START QUOTED PASSAGE
How It Works "Under the Hood"

For those who want to build similar tools, here is the breakdown of the logic:

Context Loading (load_marketing_criteria): Before looking at the website, the script loads the "rules of the game." It reads local text files containing your best practices. This is what differentiates a generic analysis from a custom one.
Web Scraping (WebBaseLoader): LangChain downloads the HTML content of the target URL and converts it into raw text.
Chunking & Embeddings: This is where the magic happens. The website text is split into small, digestible pieces ("chunks") and converted into numerical vectors using OllamaEmbeddings. These are stored in Chroma, a vector database that allows the AI to retrieve only the paragraphs semantically relevant to our query.
Generation (ChatOllama): Finally, we pass everything to Llama 3. We give it the criteria, we give it the website content retrieved from the database, and we ask it to act as a "Senior Marketing Auditor."

Conclusion: A Game Changer for Productivity

This script is just a prototype—a simple example of what can be achieved in under 100 lines of code. However, the implications are massive.
END QUOTED PASSAGE
START RECORDS SHOWN
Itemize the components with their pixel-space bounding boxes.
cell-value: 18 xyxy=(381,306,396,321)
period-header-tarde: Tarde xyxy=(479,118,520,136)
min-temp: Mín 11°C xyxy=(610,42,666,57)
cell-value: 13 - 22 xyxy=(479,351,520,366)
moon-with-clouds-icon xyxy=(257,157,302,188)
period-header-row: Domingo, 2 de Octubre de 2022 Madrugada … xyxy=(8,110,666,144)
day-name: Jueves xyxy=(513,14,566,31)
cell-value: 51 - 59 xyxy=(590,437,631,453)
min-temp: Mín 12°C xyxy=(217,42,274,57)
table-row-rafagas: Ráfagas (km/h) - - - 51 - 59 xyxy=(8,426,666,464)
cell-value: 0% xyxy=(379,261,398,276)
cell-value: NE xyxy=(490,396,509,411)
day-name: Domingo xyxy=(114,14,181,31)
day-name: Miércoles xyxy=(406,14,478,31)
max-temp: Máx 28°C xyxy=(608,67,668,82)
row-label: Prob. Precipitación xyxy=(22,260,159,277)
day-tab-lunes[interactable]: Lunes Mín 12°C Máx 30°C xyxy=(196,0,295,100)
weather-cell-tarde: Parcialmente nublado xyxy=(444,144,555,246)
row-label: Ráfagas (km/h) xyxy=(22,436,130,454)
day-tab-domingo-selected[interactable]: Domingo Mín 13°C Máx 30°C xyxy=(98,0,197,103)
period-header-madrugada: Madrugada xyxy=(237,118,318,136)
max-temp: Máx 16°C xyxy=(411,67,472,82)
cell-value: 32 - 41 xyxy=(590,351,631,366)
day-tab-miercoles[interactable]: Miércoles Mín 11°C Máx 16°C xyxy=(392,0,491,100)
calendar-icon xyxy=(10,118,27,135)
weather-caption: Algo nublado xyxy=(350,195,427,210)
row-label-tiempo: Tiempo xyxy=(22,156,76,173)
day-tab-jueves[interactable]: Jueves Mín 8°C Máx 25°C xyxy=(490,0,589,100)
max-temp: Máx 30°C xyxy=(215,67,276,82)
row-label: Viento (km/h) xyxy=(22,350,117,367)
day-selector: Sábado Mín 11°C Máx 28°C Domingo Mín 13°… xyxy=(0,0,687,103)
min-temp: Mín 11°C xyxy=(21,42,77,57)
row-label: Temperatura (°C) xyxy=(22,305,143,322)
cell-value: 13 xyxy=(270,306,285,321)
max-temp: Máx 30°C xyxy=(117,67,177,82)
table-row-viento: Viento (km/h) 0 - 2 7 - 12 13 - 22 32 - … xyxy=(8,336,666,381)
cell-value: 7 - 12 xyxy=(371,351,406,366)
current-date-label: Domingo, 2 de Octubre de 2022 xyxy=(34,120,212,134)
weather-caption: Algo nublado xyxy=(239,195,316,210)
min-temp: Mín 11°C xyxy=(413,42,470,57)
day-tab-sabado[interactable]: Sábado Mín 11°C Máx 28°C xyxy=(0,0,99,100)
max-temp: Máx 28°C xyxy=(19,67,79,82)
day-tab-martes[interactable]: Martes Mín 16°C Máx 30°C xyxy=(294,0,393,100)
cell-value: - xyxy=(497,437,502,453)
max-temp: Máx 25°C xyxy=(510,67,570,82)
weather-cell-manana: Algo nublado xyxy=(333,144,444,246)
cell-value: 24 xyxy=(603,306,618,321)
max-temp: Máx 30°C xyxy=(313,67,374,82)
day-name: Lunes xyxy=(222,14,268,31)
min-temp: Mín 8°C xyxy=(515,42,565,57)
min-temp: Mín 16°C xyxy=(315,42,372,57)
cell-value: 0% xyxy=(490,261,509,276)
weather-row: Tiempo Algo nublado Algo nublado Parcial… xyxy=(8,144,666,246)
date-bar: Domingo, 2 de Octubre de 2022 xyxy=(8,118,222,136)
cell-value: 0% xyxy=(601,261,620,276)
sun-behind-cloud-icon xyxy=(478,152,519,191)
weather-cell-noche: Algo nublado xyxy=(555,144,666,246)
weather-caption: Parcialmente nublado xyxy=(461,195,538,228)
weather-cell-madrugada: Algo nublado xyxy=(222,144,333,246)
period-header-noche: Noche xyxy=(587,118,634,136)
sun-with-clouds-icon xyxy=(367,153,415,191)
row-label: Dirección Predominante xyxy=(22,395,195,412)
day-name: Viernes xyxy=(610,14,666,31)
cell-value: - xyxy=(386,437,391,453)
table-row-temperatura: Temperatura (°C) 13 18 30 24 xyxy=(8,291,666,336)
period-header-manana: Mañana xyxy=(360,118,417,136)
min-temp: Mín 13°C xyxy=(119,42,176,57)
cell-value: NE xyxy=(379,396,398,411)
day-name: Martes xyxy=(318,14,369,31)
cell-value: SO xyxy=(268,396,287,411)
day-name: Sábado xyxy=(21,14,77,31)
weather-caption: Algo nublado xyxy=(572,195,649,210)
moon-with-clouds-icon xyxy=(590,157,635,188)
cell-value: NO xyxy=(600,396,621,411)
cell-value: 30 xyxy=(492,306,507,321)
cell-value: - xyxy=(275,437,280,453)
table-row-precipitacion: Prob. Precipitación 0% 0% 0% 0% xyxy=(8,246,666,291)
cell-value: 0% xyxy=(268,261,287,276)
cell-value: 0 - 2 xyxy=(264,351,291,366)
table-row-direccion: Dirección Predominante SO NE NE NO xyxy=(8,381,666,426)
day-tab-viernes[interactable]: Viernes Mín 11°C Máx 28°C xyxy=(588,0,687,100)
END RECORDS SHOWN
WORK TO COMPLETE
1. Retype the stretch from "How It Works" through "a custom one." of the marketing audit script article.
2. Extend the article about the Llama 3 marketing audit script, picking up after its last sentence.

RESPONSES TO THE EXERCISE
1.
How It Works "Under the Hood"

For those who want to build similar tools, here is the breakdown of the logic:

Context Loading (load_marketing_criteria): Before looking at the website, the script loads the "rules of the game." It reads local text files containing your best practices. This is what differentiates a generic analysis from a custom one.

2.
Imagine scaling this concept. It’s not just for analyzing a website; consider the possibilities for:

Consultancy: Analyzing financial statements or annual reports from 50 different companies and comparing them against your firm's specific investment criteria.
Management: Automatically summarizing weekly support tickets to identify recurring trends without reading them one by one.
HR: comparing hundreds of CVs against a specific job description saved locally.

Coupling Python's automation capabilities with RAG models transforms the computer from a simple executor into an active collaborator. It drastically reduces the time spent on repetitive analysis, freeing up professionals, managers, and employees to focus on what truly matters: strategy and creativity.